■ Task to carry out ■
Identify and copy all lines of the material where the string "Professor" is found.
start Material
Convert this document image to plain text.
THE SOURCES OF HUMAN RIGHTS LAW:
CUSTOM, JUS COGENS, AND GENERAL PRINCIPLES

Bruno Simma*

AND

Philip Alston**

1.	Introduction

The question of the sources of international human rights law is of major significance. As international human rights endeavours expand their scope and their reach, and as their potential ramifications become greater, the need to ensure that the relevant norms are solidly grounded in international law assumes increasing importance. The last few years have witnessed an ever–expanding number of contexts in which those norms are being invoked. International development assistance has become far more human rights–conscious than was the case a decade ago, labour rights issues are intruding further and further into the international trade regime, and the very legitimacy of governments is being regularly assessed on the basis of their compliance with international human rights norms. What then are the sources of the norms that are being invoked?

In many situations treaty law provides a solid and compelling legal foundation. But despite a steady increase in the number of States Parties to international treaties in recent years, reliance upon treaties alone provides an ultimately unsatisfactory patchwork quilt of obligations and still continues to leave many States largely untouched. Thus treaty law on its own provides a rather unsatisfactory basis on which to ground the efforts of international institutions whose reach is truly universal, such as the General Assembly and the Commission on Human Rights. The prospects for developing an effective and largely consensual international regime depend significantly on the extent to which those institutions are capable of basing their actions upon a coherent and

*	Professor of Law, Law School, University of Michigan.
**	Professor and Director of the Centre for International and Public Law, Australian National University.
end Material
■ Written solution ■
*	Professor of Law, Law School, University of Michigan.
**	Professor and Director of the Centre for International and Public Law, Australian National University.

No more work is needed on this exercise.